TASK STATEMENT -
Repeat the listing in full, exactly as it stands.

DATASET EXTRACT -
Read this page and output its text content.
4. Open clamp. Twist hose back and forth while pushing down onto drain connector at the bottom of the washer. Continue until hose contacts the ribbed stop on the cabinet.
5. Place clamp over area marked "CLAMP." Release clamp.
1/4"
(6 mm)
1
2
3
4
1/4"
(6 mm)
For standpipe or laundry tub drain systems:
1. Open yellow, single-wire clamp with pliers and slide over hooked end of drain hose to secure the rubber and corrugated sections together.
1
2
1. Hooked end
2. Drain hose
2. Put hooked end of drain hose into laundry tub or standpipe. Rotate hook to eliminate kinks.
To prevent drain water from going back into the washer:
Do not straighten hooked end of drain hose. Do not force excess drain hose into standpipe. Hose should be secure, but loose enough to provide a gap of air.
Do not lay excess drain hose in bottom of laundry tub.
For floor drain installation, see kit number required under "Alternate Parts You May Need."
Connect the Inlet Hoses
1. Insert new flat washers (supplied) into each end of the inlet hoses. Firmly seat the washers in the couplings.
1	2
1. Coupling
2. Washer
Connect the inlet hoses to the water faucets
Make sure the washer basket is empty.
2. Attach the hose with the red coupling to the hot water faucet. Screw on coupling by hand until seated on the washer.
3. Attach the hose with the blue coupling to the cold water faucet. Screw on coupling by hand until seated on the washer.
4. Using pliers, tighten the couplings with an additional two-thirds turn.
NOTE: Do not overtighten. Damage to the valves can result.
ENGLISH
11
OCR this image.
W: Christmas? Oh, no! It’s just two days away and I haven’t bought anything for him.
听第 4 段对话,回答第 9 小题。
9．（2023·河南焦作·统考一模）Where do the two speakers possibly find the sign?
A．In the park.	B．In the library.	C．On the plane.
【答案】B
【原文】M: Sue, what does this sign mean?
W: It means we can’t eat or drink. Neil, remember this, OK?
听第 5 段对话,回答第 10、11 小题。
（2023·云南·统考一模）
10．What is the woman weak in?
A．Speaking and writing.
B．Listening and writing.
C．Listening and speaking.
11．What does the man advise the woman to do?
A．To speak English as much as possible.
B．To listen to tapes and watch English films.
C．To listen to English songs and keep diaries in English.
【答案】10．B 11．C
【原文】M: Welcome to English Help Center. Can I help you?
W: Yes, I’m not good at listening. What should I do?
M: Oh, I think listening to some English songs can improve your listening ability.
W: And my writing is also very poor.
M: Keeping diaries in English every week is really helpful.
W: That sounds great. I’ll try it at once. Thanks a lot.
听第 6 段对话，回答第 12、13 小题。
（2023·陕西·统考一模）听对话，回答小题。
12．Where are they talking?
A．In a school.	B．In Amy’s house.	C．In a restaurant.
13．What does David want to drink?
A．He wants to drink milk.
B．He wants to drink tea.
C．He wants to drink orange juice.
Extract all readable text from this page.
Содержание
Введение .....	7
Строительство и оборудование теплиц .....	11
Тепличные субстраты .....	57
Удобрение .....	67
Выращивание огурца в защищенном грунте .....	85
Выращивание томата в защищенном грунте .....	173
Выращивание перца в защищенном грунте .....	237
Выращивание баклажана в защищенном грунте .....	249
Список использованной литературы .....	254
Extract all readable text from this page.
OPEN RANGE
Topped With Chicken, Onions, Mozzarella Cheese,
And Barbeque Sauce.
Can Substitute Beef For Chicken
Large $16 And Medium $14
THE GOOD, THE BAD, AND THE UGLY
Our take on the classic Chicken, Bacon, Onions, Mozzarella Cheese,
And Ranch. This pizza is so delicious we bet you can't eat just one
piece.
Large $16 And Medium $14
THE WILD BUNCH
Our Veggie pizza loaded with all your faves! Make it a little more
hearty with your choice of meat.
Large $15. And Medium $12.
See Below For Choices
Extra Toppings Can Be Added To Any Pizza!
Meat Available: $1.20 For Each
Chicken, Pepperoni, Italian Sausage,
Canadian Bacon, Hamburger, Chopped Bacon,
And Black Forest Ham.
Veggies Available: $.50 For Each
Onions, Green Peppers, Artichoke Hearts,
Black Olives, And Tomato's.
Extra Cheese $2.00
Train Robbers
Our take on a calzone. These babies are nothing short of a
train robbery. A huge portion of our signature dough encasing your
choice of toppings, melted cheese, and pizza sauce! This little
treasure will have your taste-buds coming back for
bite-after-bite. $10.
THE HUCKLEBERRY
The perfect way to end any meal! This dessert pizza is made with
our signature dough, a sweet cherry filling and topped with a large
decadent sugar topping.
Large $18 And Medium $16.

SOLUTION TO THE EXERCISE -
Read this page and output its text content.
4. Open clamp. Twist hose back and forth while pushing down onto drain connector at the bottom of the washer. Continue until hose contacts the ribbed stop on the cabinet.
5. Place clamp over area marked "CLAMP." Release clamp.
1/4"
(6 mm)
1
2
3
4
1/4"
(6 mm)
For standpipe or laundry tub drain systems:
1. Open yellow, single-wire clamp with pliers and slide over hooked end of drain hose to secure the rubber and corrugated sections together.
1
2
1. Hooked end
2. Drain hose
2. Put hooked end of drain hose into laundry tub or standpipe. Rotate hook to eliminate kinks.
To prevent drain water from going back into the washer:
Do not straighten hooked end of drain hose. Do not force excess drain hose into standpipe. Hose should be secure, but loose enough to provide a gap of air.
Do not lay excess drain hose in bottom of laundry tub.
For floor drain installation, see kit number required under "Alternate Parts You May Need."
Connect the Inlet Hoses
1. Insert new flat washers (supplied) into each end of the inlet hoses. Firmly seat the washers in the couplings.
1	2
1. Coupling
2. Washer
Connect the inlet hoses to the water faucets
Make sure the washer basket is empty.
2. Attach the hose with the red coupling to the hot water faucet. Screw on coupling by hand until seated on the washer.
3. Attach the hose with the blue coupling to the cold water faucet. Screw on coupling by hand until seated on the washer.
4. Using pliers, tighten the couplings with an additional two-thirds turn.
NOTE: Do not overtighten. Damage to the valves can result.
ENGLISH
11
OCR this image.
W: Christmas? Oh, no! It’s just two days away and I haven’t bought anything for him.
听第 4 段对话,回答第 9 小题。
9．（2023·河南焦作·统考一模）Where do the two speakers possibly find the sign?
A．In the park.	B．In the library.	C．On the plane.
【答案】B
【原文】M: Sue, what does this sign mean?
W: It means we can’t eat or drink. Neil, remember this, OK?
听第 5 段对话,回答第 10、11 小题。
（2023·云南·统考一模）
10．What is the woman weak in?
A．Speaking and writing.
B．Listening and writing.
C．Listening and speaking.
11．What does the man advise the woman to do?
A．To speak English as much as possible.
B．To listen to tapes and watch English films.
C．To listen to English songs and keep diaries in English.
【答案】10．B 11．C
【原文】M: Welcome to English Help Center. Can I help you?
W: Yes, I’m not good at listening. What should I do?
M: Oh, I think listening to some English songs can improve your listening ability.
W: And my writing is also very poor.
M: Keeping diaries in English every week is really helpful.
W: That sounds great. I’ll try it at once. Thanks a lot.
听第 6 段对话，回答第 12、13 小题。
（2023·陕西·统考一模）听对话，回答小题。
12．Where are they talking?
A．In a school.	B．In Amy’s house.	C．In a restaurant.
13．What does David want to drink?
A．He wants to drink milk.
B．He wants to drink tea.
C．He wants to drink orange juice.
Extract all readable text from this page.
Содержание
Введение .....	7
Строительство и оборудование теплиц .....	11
Тепличные субстраты .....	57
Удобрение .....	67
Выращивание огурца в защищенном грунте .....	85
Выращивание томата в защищенном грунте .....	173
Выращивание перца в защищенном грунте .....	237
Выращивание баклажана в защищенном грунте .....	249
Список использованной литературы .....	254
Extract all readable text from this page.
OPEN RANGE
Topped With Chicken, Onions, Mozzarella Cheese,
And Barbeque Sauce.
Can Substitute Beef For Chicken
Large $16 And Medium $14
THE GOOD, THE BAD, AND THE UGLY
Our take on the classic Chicken, Bacon, Onions, Mozzarella Cheese,
And Ranch. This pizza is so delicious we bet you can't eat just one
piece.
Large $16 And Medium $14
THE WILD BUNCH
Our Veggie pizza loaded with all your faves! Make it a little more
hearty with your choice of meat.
Large $15. And Medium $12.
See Below For Choices
Extra Toppings Can Be Added To Any Pizza!
Meat Available: $1.20 For Each
Chicken, Pepperoni, Italian Sausage,
Canadian Bacon, Hamburger, Chopped Bacon,
And Black Forest Ham.
Veggies Available: $.50 For Each
Onions, Green Peppers, Artichoke Hearts,
Black Olives, And Tomato's.
Extra Cheese $2.00
Train Robbers
Our take on a calzone. These babies are nothing short of a
train robbery. A huge portion of our signature dough encasing your
choice of toppings, melted cheese, and pizza sauce! This little
treasure will have your taste-buds coming back for
bite-after-bite. $10.
THE HUCKLEBERRY
The perfect way to end any meal! This dessert pizza is made with
our signature dough, a sweet cherry filling and topped with a large
decadent sugar topping.
Large $18 And Medium $16.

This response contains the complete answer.